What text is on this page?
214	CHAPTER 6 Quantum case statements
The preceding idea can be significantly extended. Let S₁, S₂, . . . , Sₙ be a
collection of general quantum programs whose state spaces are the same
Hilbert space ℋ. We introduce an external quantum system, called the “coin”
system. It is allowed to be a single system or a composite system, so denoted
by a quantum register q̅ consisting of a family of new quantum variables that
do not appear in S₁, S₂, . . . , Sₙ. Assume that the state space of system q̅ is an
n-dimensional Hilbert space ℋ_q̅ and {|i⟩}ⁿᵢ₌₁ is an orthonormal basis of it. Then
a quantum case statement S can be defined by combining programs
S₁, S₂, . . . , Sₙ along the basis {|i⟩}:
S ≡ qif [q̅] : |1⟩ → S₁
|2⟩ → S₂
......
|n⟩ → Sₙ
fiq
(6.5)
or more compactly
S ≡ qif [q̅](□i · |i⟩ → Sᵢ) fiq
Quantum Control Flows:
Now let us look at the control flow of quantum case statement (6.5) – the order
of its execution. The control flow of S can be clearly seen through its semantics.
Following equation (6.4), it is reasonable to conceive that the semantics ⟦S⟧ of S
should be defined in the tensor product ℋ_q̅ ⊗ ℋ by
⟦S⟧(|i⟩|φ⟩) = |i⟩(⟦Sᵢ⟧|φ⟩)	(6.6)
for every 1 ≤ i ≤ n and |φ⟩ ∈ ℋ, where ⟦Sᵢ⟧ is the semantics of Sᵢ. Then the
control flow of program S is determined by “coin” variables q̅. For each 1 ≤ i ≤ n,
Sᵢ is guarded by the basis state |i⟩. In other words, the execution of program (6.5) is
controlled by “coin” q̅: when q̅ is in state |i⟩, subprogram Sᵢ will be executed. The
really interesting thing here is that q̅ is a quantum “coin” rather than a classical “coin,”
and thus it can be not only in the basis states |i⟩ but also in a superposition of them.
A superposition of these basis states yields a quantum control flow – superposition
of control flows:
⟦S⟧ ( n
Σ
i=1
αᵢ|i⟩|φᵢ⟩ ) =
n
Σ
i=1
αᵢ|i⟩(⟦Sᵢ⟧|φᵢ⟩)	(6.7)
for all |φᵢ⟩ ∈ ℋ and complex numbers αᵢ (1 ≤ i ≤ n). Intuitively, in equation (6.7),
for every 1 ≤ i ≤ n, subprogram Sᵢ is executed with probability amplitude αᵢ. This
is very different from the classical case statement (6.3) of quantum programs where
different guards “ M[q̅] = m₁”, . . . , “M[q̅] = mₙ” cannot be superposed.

------

→ Exercise task
Retype the material above, line by line, exactly.

→ The reply
What text is on this page?
214	CHAPTER 6 Quantum case statements
The preceding idea can be significantly extended. Let S₁, S₂, . . . , Sₙ be a
collection of general quantum programs whose state spaces are the same
Hilbert space ℋ. We introduce an external quantum system, called the “coin”
system. It is allowed to be a single system or a composite system, so denoted
by a quantum register q̅ consisting of a family of new quantum variables that
do not appear in S₁, S₂, . . . , Sₙ. Assume that the state space of system q̅ is an
n-dimensional Hilbert space ℋ_q̅ and {|i⟩}ⁿᵢ₌₁ is an orthonormal basis of it. Then
a quantum case statement S can be defined by combining programs
S₁, S₂, . . . , Sₙ along the basis {|i⟩}:
S ≡ qif [q̅] : |1⟩ → S₁
|2⟩ → S₂
......
|n⟩ → Sₙ
fiq
(6.5)
or more compactly
S ≡ qif [q̅](□i · |i⟩ → Sᵢ) fiq
Quantum Control Flows:
Now let us look at the control flow of quantum case statement (6.5) – the order
of its execution. The control flow of S can be clearly seen through its semantics.
Following equation (6.4), it is reasonable to conceive that the semantics ⟦S⟧ of S
should be defined in the tensor product ℋ_q̅ ⊗ ℋ by
⟦S⟧(|i⟩|φ⟩) = |i⟩(⟦Sᵢ⟧|φ⟩)	(6.6)
for every 1 ≤ i ≤ n and |φ⟩ ∈ ℋ, where ⟦Sᵢ⟧ is the semantics of Sᵢ. Then the
control flow of program S is determined by “coin” variables q̅. For each 1 ≤ i ≤ n,
Sᵢ is guarded by the basis state |i⟩. In other words, the execution of program (6.5) is
controlled by “coin” q̅: when q̅ is in state |i⟩, subprogram Sᵢ will be executed. The
really interesting thing here is that q̅ is a quantum “coin” rather than a classical “coin,”
and thus it can be not only in the basis states |i⟩ but also in a superposition of them.
A superposition of these basis states yields a quantum control flow – superposition
of control flows:
⟦S⟧ ( n
Σ
i=1
αᵢ|i⟩|φᵢ⟩ ) =
n
Σ
i=1
αᵢ|i⟩(⟦Sᵢ⟧|φᵢ⟩)	(6.7)
for all |φᵢ⟩ ∈ ℋ and complex numbers αᵢ (1 ≤ i ≤ n). Intuitively, in equation (6.7),
for every 1 ≤ i ≤ n, subprogram Sᵢ is executed with probability amplitude αᵢ. This
is very different from the classical case statement (6.3) of quantum programs where
different guards “ M[q̅] = m₁”, . . . , “M[q̅] = mₙ” cannot be superposed.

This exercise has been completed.